**Exercise aim:** Which lines hold the string "illustration"? Copy every one of them.

**Provided data:**
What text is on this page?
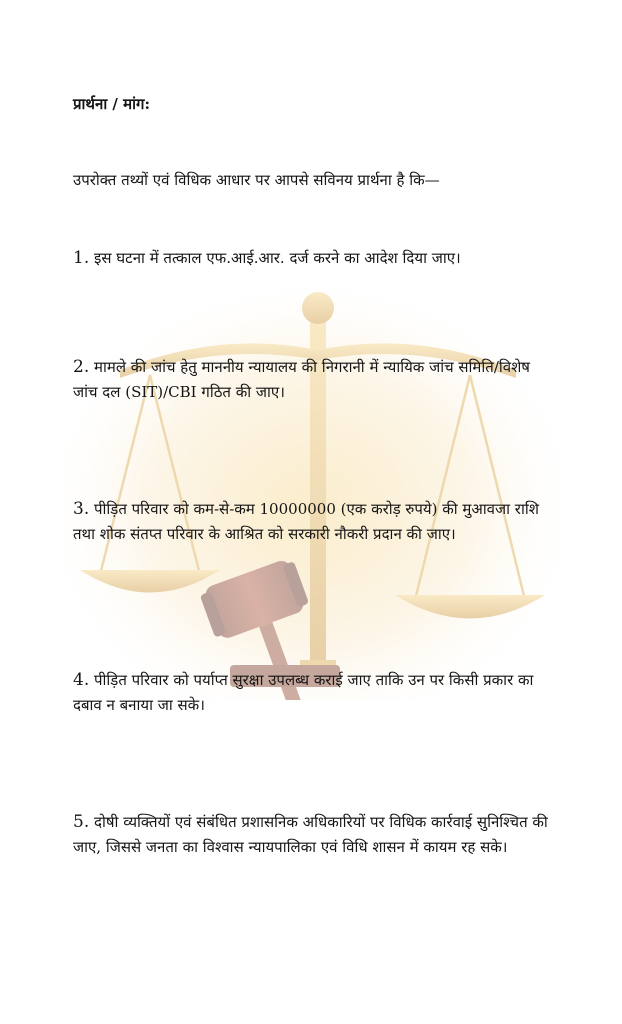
प्रार्थना / मांग:

उपरोक्त तथ्यों एवं विधिक आधार पर आपसे सविनय प्रार्थना है कि—

1. इस घटना में तत्काल एफ.आई.आर. दर्ज करने का आदेश दिया जाए।

2. मामले की जांच हेतु माननीय न्यायालय की निगरानी में न्यायिक जांच समिति/विशेष जांच दल (SIT)/CBI गठित की जाए।

3. पीड़ित परिवार को कम-से-कम 10000000 (एक करोड़ रुपये) की मुआवजा राशि तथा शोक संतप्त परिवार के आश्रित को सरकारी नौकरी प्रदान की जाए।

4. पीड़ित परिवार को पर्याप्त सुरक्षा उपलब्ध कराई जाए ताकि उन पर किसी प्रकार का दबाव न बनाया जा सके।

5. दोषी व्यक्तियों एवं संबंधित प्रशासनिक अधिकारियों पर विधिक कार्रवाई सुनिश्चित की जाए, जिससे जनता का विश्वास न्यायपालिका एवं विधि शासन में कायम रह सके।
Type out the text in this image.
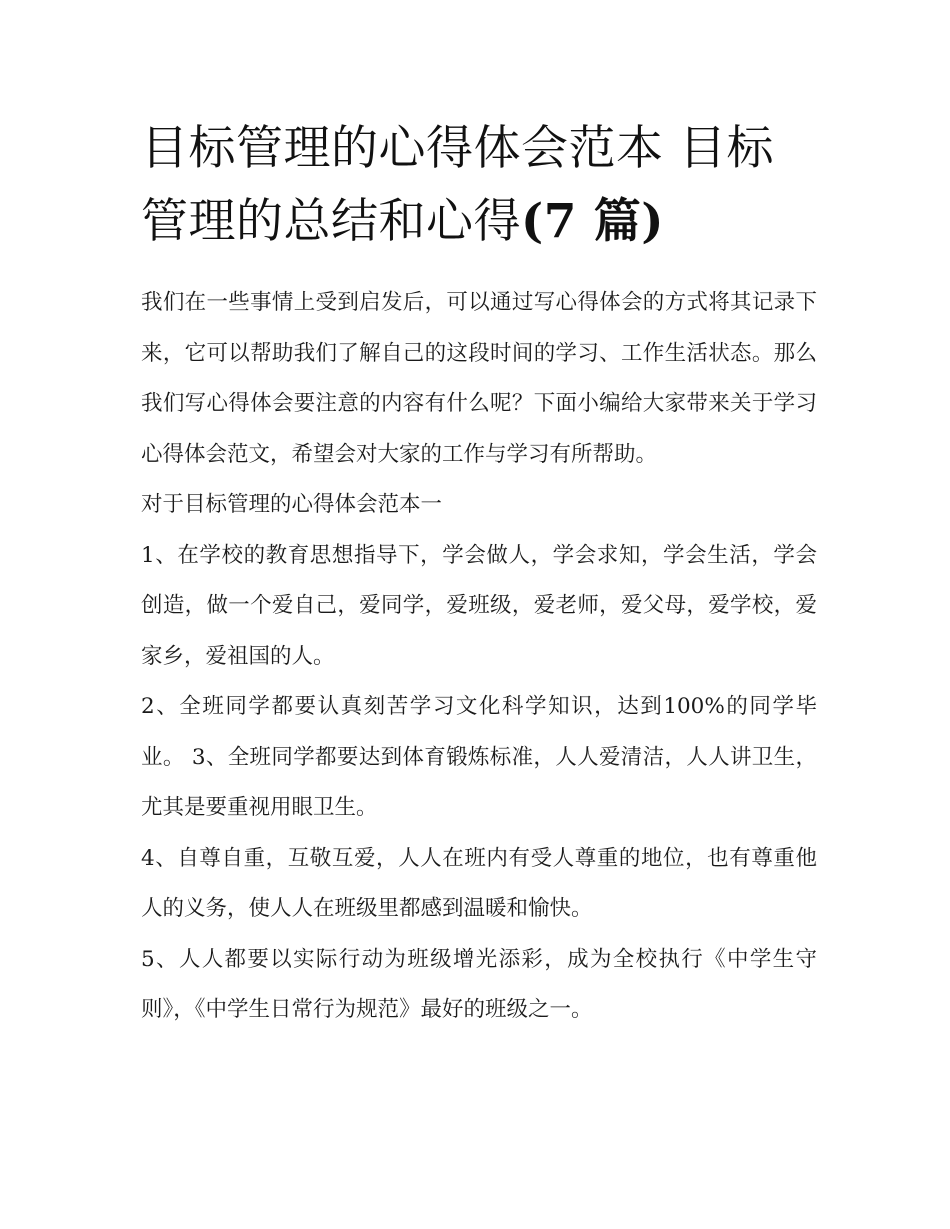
目标管理的心得体会范本 目标管理的总结和心得(7 篇)

我们在一些事情上受到启发后，可以通过写心得体会的方式将其记录下来，它可以帮助我们了解自己的这段时间的学习、工作生活状态。那么我们写心得体会要注意的内容有什么呢？下面小编给大家带来关于学习心得体会范文，希望会对大家的工作与学习有所帮助。

对于目标管理的心得体会范本一

1、在学校的教育思想指导下，学会做人，学会求知，学会生活，学会创造，做一个爱自己，爱同学，爱班级，爱老师，爱父母，爱学校，爱家乡，爱祖国的人。

2、全班同学都要认真刻苦学习文化科学知识，达到100%的同学毕业。 3、全班同学都要达到体育锻炼标准，人人爱清洁，人人讲卫生，尤其是要重视用眼卫生。

4、自尊自重，互敬互爱，人人在班内有受人尊重的地位，也有尊重他人的义务，使人人在班级里都感到温暖和愉快。

5、人人都要以实际行动为班级增光添彩，成为全校执行《中学生守则》，《中学生日常行为规范》最好的班级之一。
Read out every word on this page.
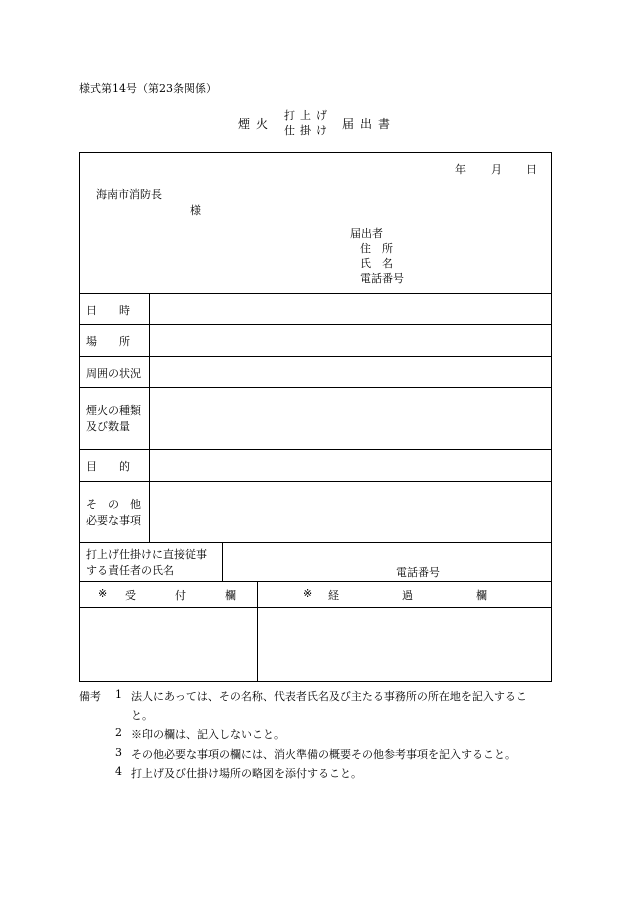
様式第14号（第23条関係）
煙火
打上げ
仕掛け 届出書
年 月 日
海南市消防長
様
届出者
住　所
氏　名
電話番号
日　　時
場　　所
周囲の状況
煙火の種類
及び数量
目　　的
そ　の　他
必要な事項
打上げ仕掛けに直接従事
する責任者の氏名	電話番号
※ 受　付　欄	※ 経　過　欄
備考 1 法人にあっては、その名称、代表者氏名及び主たる事務所の所在地を記入するこ
と。
2 ※印の欄は、記入しないこと。
3 その他必要な事項の欄には、消火準備の概要その他参考事項を記入すること。
4 打上げ及び仕掛け場所の略図を添付すること。
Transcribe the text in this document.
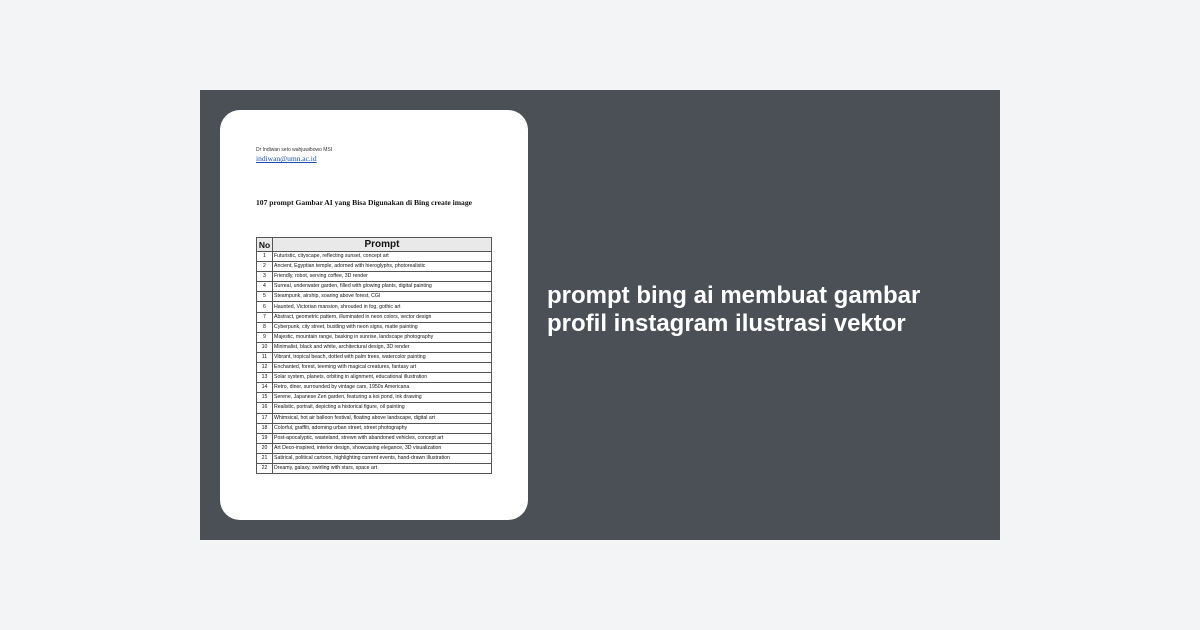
Dr Indiwan seto wahjuwibowo MSI
indiwan@umn.ac.id
107 prompt Gambar AI yang Bisa Digunakan di Bing create image
No	Prompt
1	Futuristic, cityscape, reflecting sunset, concept art
2	Ancient, Egyptian temple, adorned with hieroglyphs, photorealistic
3	Friendly, robot, serving coffee, 3D render
4	Surreal, underwater garden, filled with glowing plants, digital painting
5	Steampunk, airship, soaring above forest, CGI
6	Haunted, Victorian mansion, shrouded in fog, gothic art
7	Abstract, geometric pattern, illuminated in neon colors, vector design
8	Cyberpunk, city street, bustling with neon signs, matte painting
9	Majestic, mountain range, basking in sunrise, landscape photography
10	Minimalist, black and white, architectural design, 3D render
11	Vibrant, tropical beach, dotted with palm trees, watercolor painting
12	Enchanted, forest, teeming with magical creatures, fantasy art
13	Solar system, planets, orbiting in alignment, educational illustration
14	Retro, diner, surrounded by vintage cars, 1950s Americana
15	Serene, Japanese Zen garden, featuring a koi pond, ink drawing
16	Realistic, portrait, depicting a historical figure, oil painting
17	Whimsical, hot air balloon festival, floating above landscape, digital art
18	Colorful, graffiti, adorning urban street, street photography
19	Post-apocalyptic, wasteland, strewn with abandoned vehicles, concept art
20	Art Deco-inspired, interior design, showcasing elegance, 3D visualization
21	Satirical, political cartoon, highlighting current events, hand-drawn illustration
22	Dreamy, galaxy, swirling with stars, space art
prompt bing ai membuat gambar profil instagram ilustrasi vektor
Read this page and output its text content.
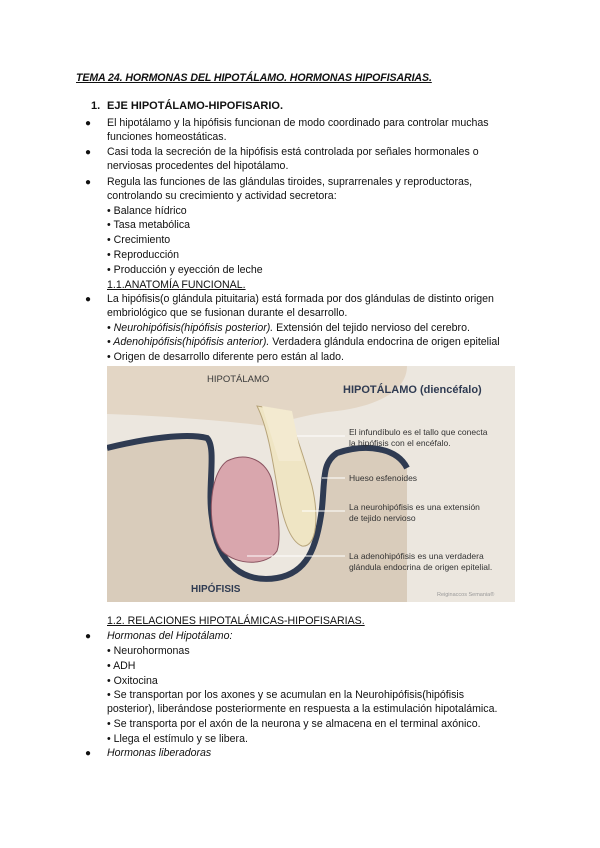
TEMA 24. HORMONAS DEL HIPOTÁLAMO. HORMONAS HIPOFISARIAS.
1. EJE HIPOTÁLAMO-HIPOFISARIO.
● El hipotálamo y la hipófisis funcionan de modo coordinado para controlar muchas
funciones homeostáticas.
● Casi toda la secreción de la hipófisis está controlada por señales hormonales o
nerviosas procedentes del hipotálamo.
● Regula las funciones de las glándulas tiroides, suprarrenales y reproductoras,
controlando su crecimiento y actividad secretora:
• Balance hídrico
• Tasa metabólica
• Crecimiento
• Reproducción
• Producción y eyección de leche
1.1.ANATOMÍA FUNCIONAL.
● La hipófisis(o glándula pituitaria) está formada por dos glándulas de distinto origen
embriológico que se fusionan durante el desarrollo.
• Neurohipófisis(hipófisis posterior). Extensión del tejido nervioso del cerebro.
• Adenohipófisis(hipófisis anterior). Verdadera glándula endocrina de origen epitelial
• Origen de desarrollo diferente pero están al lado.
HIPOTÁLAMO
HIPOTÁLAMO (diencéfalo)
El infundíbulo es el tallo que conecta
la hipófisis con el encéfalo.
Hueso esfenoides
La neurohipófisis es una extensión
de tejido nervioso
La adenohipófisis es una verdadera
glándula endocrina de origen epitelial.
HIPÓFISIS	Reiginaccos Semania®
1.2. RELACIONES HIPOTALÁMICAS-HIPOFISARIAS.
● Hormonas del Hipotálamo:
• Neurohormonas
• ADH
• Oxitocina
• Se transportan por los axones y se acumulan en la Neurohipófisis(hipófisis
posterior), liberándose posteriormente en respuesta a la estimulación hipotalámica.
• Se transporta por el axón de la neurona y se almacena en el terminal axónico.
• Llega el estímulo y se libera.
● Hormonas liberadoras
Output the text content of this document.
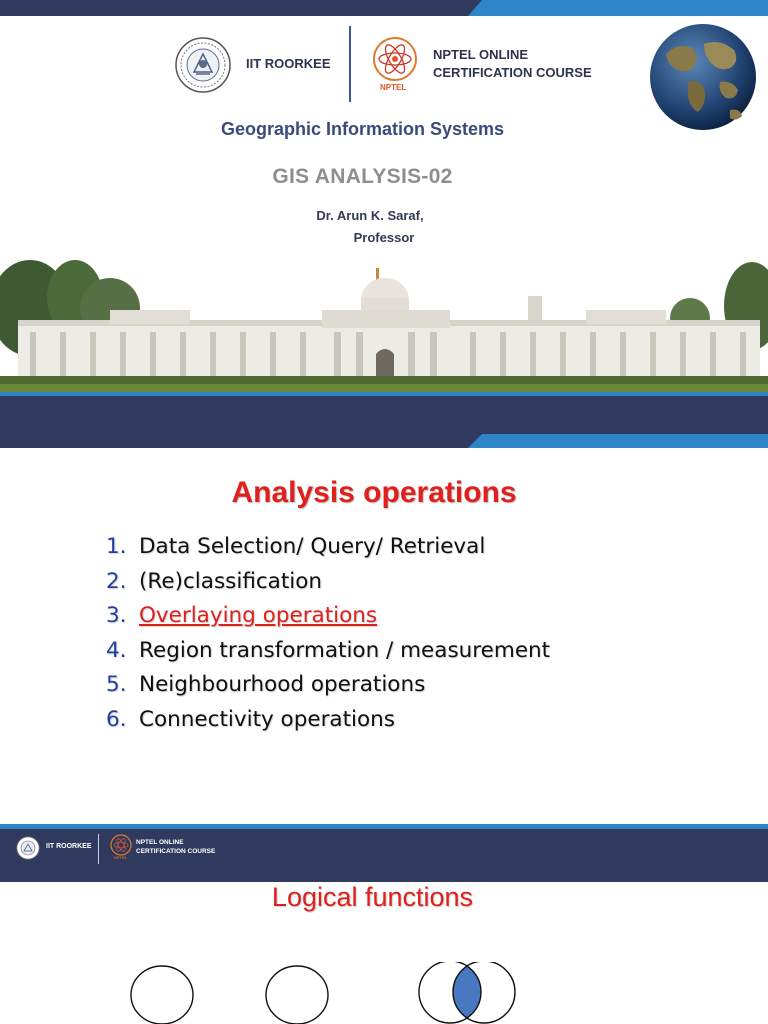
IIT ROORKEE
NPTEL
NPTEL ONLINE
CERTIFICATION COURSE
Geographic Information Systems
GIS ANALYSIS-02
Dr. Arun K. Saraf,
Professor
Analysis operations
1. Data Selection/ Query/ Retrieval
2. (Re)classification
3. Overlaying operations
4. Region transformation / measurement
5. Neighbourhood operations
6. Connectivity operations
IIT ROORKEE
NPTEL
NPTEL ONLINE
CERTIFICATION COURSE
Logical functions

**Answer to the exercise:**
13	Solar system, planets, orbiting in alignment, educational illustration
21	Satirical, political cartoon, highlighting current events, hand-drawn illustration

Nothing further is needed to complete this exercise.